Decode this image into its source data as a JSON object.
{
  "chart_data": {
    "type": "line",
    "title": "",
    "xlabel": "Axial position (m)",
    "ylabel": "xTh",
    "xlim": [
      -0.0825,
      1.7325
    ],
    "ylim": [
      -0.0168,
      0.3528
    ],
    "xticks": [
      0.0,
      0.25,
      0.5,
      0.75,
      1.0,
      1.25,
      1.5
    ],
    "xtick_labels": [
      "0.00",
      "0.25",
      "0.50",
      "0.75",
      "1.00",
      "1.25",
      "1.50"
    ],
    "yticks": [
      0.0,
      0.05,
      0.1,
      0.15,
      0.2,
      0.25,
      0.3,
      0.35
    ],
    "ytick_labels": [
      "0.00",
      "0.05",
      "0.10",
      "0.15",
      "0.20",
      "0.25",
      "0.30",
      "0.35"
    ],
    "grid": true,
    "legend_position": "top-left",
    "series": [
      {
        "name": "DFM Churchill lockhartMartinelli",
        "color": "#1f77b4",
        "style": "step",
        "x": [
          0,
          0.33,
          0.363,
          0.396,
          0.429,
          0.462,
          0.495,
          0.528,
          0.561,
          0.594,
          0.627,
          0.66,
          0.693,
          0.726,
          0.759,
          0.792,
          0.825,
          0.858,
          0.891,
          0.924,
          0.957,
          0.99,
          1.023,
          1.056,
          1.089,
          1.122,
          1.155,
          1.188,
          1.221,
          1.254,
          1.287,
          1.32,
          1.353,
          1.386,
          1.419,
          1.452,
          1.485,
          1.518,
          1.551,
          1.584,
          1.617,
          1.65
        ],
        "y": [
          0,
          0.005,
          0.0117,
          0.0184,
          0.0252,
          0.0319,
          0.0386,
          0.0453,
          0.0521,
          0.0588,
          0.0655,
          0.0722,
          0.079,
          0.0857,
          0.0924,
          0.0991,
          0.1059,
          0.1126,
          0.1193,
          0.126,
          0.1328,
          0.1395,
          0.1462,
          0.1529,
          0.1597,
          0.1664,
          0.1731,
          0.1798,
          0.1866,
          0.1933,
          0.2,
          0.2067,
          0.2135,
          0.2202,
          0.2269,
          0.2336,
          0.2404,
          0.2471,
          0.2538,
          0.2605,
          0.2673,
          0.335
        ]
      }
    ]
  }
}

|---|

• [Aim of the task]:
Repeat the material above in full, keeping every word.

• [Correct answer]:
Decode this image into its source data as a JSON object.
{
  "chart_data": {
    "type": "line",
    "title": "",
    "xlabel": "Axial position (m)",
    "ylabel": "xTh",
    "xlim": [
      -0.0825,
      1.7325
    ],
    "ylim": [
      -0.0168,
      0.3528
    ],
    "xticks": [
      0.0,
      0.25,
      0.5,
      0.75,
      1.0,
      1.25,
      1.5
    ],
    "xtick_labels": [
      "0.00",
      "0.25",
      "0.50",
      "0.75",
      "1.00",
      "1.25",
      "1.50"
    ],
    "yticks": [
      0.0,
      0.05,
      0.1,
      0.15,
      0.2,
      0.25,
      0.3,
      0.35
    ],
    "ytick_labels": [
      "0.00",
      "0.05",
      "0.10",
      "0.15",
      "0.20",
      "0.25",
      "0.30",
      "0.35"
    ],
    "grid": true,
    "legend_position": "top-left",
    "series": [
      {
        "name": "DFM Churchill lockhartMartinelli",
        "color": "#1f77b4",
        "style": "step",
        "x": [
          0,
          0.33,
          0.363,
          0.396,
          0.429,
          0.462,
          0.495,
          0.528,
          0.561,
          0.594,
          0.627,
          0.66,
          0.693,
          0.726,
          0.759,
          0.792,
          0.825,
          0.858,
          0.891,
          0.924,
          0.957,
          0.99,
          1.023,
          1.056,
          1.089,
          1.122,
          1.155,
          1.188,
          1.221,
          1.254,
          1.287,
          1.32,
          1.353,
          1.386,
          1.419,
          1.452,
          1.485,
          1.518,
          1.551,
          1.584,
          1.617,
          1.65
        ],
        "y": [
          0,
          0.005,
          0.0117,
          0.0184,
          0.0252,
          0.0319,
          0.0386,
          0.0453,
          0.0521,
          0.0588,
          0.0655,
          0.0722,
          0.079,
          0.0857,
          0.0924,
          0.0991,
          0.1059,
          0.1126,
          0.1193,
          0.126,
          0.1328,
          0.1395,
          0.1462,
          0.1529,
          0.1597,
          0.1664,
          0.1731,
          0.1798,
          0.1866,
          0.1933,
          0.2,
          0.2067,
          0.2135,
          0.2202,
          0.2269,
          0.2336,
          0.2404,
          0.2471,
          0.2538,
          0.2605,
          0.2673,
          0.335
        ]
      }
    ]
  }
}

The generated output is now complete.